TASK TO CARRY OUT –
Find every line below that contains the word "color" and copy it out.

:::::

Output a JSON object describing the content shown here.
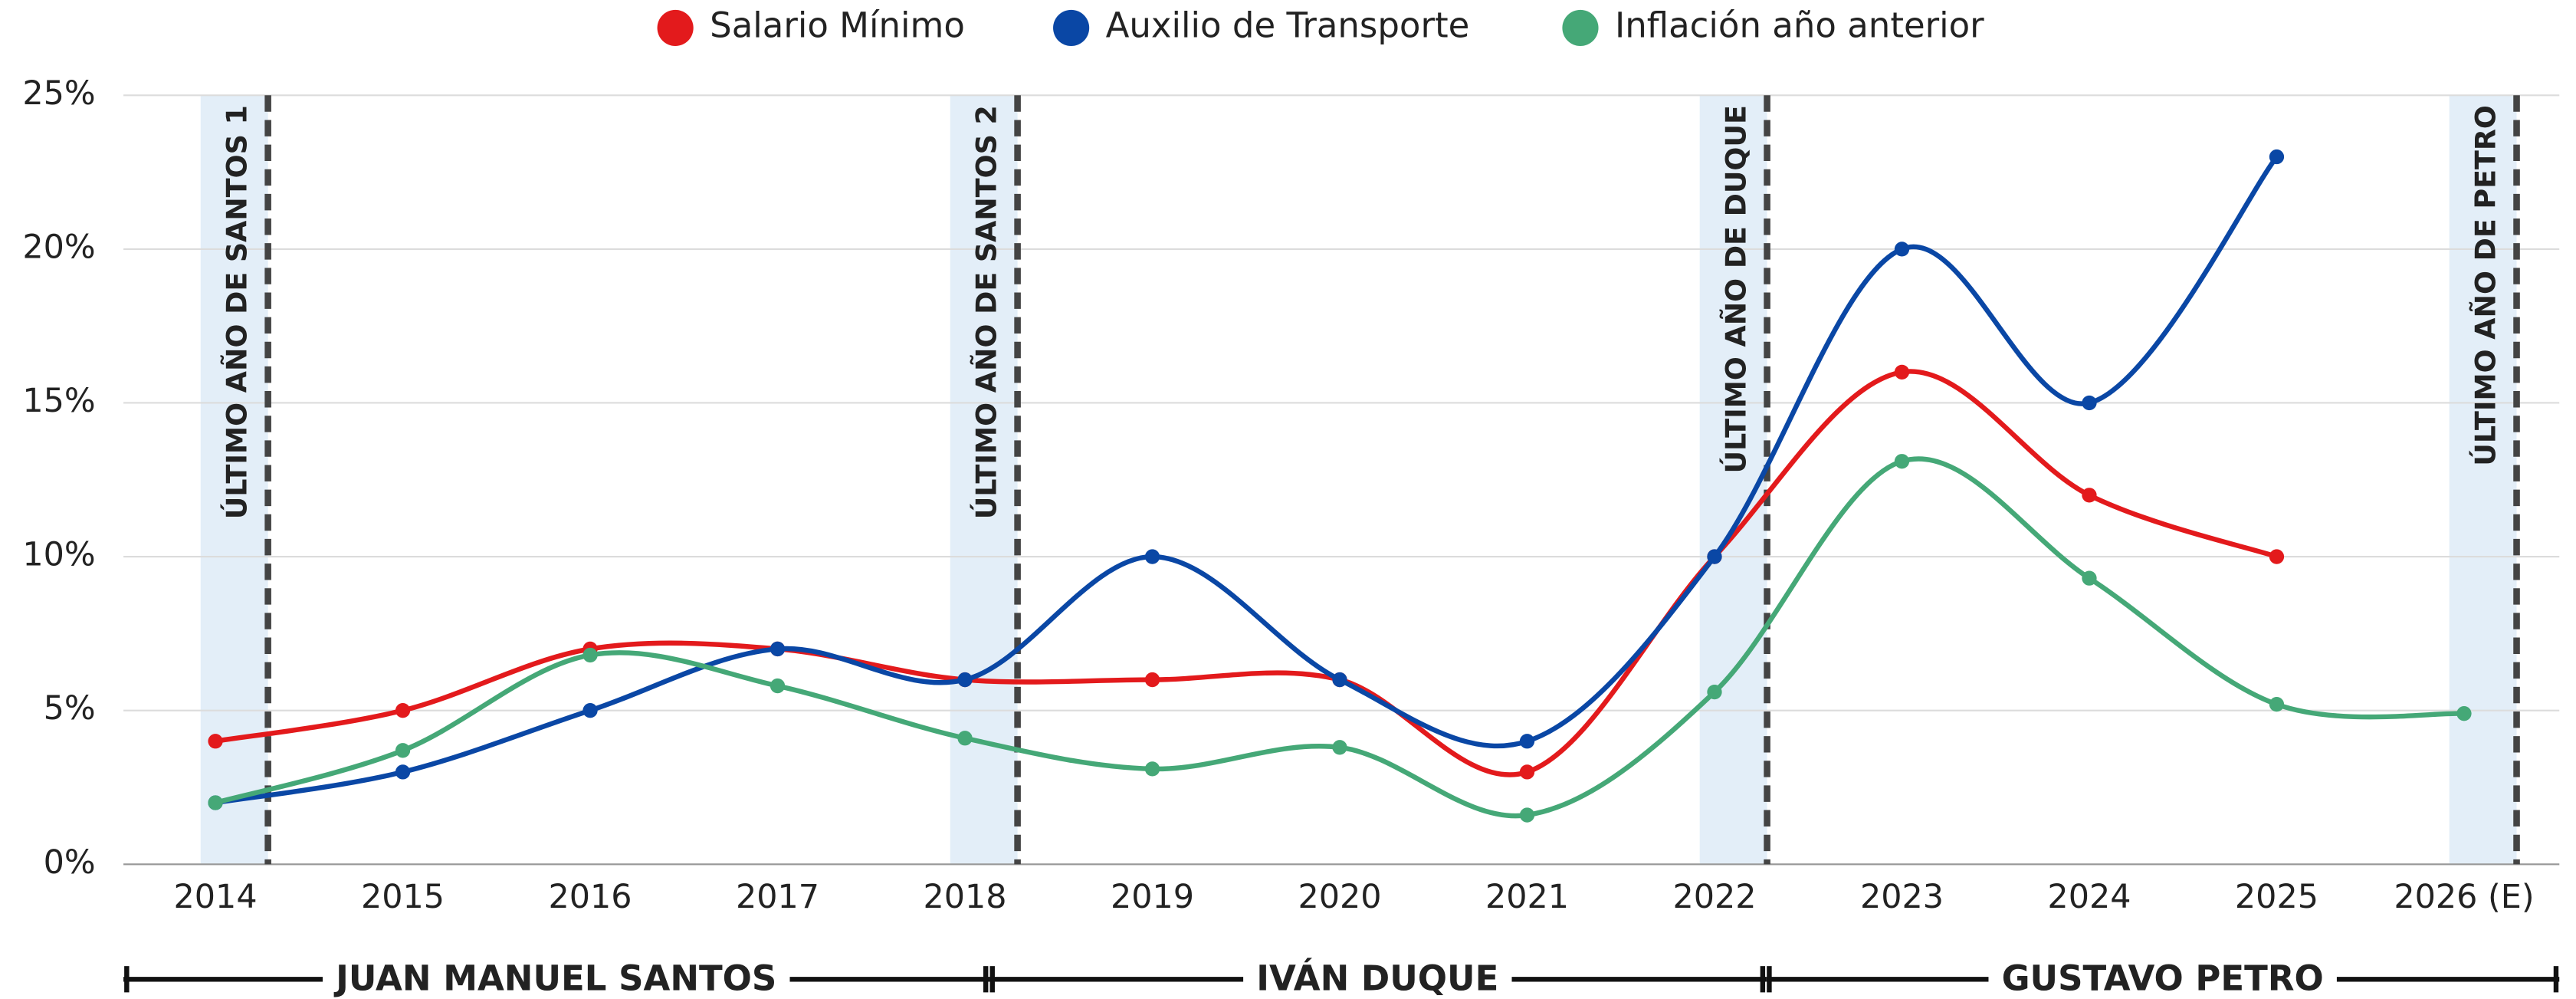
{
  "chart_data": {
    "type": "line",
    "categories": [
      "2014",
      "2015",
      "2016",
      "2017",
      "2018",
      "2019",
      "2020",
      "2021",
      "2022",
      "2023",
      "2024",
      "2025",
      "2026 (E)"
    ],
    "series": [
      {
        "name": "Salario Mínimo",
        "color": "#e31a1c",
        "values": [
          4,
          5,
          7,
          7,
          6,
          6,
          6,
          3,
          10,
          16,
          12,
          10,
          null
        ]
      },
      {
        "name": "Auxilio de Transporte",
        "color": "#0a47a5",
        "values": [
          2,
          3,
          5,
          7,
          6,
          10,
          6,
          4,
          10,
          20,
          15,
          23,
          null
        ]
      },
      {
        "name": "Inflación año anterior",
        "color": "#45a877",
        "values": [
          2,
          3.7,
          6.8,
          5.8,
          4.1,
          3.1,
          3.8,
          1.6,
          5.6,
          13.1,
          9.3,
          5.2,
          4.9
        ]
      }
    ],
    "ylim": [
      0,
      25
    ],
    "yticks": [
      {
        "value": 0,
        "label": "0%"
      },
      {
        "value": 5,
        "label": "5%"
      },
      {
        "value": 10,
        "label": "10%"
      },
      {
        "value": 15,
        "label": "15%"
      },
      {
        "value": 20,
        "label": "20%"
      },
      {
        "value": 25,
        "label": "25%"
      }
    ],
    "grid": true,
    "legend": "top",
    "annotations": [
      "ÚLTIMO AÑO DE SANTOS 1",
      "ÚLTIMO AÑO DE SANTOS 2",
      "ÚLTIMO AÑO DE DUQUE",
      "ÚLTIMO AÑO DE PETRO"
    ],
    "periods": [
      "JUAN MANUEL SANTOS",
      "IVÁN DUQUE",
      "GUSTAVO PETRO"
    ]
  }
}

:::::

FINAL RESULT –
        "color": "#e31a1c",
        "color": "#0a47a5",
        "color": "#45a877",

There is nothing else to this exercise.